- Description of the task
Within this material, how many lines have the string "temp" in them? The answer is a number, with nothing added.

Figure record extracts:
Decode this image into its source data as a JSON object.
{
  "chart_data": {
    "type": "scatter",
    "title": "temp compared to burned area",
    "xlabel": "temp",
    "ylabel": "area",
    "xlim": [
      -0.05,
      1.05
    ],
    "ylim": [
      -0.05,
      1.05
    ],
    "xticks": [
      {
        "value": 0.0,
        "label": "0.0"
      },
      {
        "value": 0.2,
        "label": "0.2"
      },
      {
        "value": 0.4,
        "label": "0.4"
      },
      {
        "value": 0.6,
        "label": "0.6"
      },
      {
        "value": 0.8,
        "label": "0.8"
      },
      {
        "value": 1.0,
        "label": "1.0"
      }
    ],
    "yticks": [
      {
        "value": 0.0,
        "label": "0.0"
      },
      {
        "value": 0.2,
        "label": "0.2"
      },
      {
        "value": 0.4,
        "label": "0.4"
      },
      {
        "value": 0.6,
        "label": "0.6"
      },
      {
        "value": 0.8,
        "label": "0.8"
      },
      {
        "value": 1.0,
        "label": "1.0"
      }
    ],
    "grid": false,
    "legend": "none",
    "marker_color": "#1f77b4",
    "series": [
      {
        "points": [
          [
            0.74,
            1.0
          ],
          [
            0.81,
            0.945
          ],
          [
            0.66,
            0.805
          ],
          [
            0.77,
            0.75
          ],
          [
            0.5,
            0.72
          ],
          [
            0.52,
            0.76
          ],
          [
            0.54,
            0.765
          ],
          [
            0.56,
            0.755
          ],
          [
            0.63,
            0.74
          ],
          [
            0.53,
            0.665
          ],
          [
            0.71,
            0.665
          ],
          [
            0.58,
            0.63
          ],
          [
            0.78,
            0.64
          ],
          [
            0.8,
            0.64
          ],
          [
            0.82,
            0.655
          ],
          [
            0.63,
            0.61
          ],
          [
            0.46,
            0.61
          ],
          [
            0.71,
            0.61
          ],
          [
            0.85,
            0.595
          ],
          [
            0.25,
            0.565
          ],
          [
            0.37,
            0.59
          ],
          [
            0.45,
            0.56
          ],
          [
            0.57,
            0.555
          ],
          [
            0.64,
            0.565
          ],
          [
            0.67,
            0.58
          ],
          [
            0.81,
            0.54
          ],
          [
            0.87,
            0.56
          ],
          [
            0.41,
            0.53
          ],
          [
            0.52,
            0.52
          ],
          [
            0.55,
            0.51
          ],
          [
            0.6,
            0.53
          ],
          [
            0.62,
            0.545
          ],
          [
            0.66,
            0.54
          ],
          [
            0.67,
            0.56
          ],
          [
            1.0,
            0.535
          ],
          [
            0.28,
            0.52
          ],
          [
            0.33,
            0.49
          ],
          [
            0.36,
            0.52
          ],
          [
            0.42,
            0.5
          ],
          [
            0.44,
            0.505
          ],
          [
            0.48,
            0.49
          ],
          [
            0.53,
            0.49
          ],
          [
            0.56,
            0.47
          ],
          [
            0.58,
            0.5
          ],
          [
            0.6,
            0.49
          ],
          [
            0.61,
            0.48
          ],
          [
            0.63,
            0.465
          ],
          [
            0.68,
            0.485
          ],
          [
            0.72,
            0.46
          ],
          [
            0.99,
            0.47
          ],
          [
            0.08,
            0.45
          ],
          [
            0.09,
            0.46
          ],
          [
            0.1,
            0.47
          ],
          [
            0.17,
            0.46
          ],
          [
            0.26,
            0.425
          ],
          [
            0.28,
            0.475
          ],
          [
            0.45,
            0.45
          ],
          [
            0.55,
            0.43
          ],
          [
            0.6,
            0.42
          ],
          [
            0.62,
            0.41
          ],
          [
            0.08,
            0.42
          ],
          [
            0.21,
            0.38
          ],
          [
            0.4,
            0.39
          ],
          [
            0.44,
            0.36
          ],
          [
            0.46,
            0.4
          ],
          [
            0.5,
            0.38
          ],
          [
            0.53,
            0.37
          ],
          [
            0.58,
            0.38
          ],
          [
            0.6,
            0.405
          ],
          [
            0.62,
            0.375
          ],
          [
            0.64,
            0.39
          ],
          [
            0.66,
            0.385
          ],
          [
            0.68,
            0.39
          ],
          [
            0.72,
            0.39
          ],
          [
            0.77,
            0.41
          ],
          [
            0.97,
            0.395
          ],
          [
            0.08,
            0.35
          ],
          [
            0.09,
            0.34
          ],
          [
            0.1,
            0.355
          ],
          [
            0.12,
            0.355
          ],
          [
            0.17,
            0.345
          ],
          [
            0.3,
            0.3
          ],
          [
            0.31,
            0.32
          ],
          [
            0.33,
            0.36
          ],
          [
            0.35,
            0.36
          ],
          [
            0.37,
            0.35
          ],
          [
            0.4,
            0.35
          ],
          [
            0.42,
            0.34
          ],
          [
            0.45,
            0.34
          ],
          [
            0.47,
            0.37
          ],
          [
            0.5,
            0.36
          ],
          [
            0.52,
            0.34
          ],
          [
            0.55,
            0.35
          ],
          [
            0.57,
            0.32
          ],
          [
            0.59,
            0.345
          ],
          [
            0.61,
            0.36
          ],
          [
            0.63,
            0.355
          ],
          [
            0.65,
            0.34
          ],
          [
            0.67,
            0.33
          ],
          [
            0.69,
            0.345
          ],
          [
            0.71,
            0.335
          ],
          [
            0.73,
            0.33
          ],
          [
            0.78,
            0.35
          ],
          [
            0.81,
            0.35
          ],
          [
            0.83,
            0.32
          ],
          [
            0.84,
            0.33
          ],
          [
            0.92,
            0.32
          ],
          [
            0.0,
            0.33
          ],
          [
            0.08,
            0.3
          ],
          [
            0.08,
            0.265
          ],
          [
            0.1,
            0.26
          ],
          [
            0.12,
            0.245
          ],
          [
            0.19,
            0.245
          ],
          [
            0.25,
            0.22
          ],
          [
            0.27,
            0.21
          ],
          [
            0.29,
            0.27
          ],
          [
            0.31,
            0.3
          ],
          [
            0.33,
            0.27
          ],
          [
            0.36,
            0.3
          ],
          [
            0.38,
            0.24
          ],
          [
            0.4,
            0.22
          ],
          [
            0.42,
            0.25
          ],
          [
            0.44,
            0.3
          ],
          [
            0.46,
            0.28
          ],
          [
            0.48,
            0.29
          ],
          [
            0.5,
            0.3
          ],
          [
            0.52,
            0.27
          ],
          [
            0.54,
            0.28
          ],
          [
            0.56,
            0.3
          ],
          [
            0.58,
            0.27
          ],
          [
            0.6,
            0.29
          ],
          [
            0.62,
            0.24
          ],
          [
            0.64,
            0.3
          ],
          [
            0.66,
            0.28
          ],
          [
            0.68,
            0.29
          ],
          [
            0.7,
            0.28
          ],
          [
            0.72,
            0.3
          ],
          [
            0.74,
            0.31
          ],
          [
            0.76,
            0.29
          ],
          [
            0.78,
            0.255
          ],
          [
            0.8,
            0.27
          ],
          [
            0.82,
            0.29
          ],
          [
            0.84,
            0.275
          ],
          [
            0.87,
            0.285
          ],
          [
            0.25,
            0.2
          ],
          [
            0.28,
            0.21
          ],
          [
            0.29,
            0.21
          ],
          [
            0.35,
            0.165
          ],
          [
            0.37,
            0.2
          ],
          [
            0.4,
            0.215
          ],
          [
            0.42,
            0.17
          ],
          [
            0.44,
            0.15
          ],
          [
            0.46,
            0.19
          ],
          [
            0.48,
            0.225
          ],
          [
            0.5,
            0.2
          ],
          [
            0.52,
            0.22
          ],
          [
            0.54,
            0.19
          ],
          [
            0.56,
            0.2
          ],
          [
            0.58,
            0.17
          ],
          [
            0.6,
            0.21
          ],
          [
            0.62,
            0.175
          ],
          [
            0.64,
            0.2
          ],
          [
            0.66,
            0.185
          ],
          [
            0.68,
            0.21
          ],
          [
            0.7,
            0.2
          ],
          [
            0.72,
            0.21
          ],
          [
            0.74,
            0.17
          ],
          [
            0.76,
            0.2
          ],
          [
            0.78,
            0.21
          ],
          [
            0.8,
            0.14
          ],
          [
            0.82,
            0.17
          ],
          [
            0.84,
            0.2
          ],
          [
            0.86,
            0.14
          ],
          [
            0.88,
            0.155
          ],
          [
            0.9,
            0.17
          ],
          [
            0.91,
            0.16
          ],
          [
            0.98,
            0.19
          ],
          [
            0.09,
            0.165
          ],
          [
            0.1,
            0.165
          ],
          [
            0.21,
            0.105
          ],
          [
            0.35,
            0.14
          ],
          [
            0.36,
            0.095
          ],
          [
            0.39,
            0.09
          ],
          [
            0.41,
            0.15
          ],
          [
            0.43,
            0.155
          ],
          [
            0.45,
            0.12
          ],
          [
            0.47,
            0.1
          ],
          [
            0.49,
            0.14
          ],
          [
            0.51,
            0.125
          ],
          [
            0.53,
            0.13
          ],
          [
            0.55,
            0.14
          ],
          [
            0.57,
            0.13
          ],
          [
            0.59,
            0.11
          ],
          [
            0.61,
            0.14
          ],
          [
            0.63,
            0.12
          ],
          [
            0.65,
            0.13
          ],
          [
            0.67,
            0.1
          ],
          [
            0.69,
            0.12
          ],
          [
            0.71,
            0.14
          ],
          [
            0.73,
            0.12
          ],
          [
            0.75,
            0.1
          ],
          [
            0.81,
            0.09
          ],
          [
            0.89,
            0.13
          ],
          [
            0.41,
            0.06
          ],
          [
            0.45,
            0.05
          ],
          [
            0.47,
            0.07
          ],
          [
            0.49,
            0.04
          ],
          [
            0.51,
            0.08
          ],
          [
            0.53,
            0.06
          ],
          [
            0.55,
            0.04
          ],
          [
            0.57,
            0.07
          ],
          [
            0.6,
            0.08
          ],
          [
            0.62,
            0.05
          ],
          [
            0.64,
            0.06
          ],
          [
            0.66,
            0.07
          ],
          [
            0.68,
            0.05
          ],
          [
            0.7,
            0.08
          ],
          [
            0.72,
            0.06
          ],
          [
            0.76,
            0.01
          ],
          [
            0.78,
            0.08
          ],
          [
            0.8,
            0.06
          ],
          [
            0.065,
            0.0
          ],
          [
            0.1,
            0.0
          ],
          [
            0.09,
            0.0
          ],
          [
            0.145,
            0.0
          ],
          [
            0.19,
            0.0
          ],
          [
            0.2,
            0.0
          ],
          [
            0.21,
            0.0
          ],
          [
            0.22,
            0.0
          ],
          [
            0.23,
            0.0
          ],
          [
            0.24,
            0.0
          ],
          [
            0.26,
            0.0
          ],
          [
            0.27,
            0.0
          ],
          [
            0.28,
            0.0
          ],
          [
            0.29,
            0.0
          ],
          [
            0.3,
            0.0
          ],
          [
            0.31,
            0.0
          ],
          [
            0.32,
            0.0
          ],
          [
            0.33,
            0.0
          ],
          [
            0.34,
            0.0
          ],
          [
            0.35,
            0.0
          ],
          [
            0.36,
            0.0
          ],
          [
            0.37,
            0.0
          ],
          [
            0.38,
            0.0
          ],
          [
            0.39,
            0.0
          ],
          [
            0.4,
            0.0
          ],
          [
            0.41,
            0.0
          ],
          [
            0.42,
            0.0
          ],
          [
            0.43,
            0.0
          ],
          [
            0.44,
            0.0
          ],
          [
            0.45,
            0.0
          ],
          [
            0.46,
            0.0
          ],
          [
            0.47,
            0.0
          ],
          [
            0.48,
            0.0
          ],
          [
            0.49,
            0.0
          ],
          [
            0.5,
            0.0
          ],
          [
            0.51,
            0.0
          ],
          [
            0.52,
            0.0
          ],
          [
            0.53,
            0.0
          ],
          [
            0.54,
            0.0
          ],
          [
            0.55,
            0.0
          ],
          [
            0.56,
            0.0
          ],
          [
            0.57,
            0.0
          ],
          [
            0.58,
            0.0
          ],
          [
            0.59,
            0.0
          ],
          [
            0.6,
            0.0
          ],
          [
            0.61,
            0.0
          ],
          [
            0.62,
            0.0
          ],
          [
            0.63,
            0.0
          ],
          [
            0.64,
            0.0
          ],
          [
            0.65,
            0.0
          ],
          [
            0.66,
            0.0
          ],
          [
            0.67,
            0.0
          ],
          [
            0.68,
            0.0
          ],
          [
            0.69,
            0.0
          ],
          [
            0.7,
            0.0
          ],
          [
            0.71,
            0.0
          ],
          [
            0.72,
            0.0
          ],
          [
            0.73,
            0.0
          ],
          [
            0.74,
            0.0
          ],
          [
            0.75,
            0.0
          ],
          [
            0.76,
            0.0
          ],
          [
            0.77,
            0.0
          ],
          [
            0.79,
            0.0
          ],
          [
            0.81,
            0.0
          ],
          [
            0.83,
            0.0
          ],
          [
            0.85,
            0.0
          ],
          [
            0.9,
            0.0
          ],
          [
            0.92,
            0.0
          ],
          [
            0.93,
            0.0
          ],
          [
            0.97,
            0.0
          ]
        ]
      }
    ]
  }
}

- Written solution
2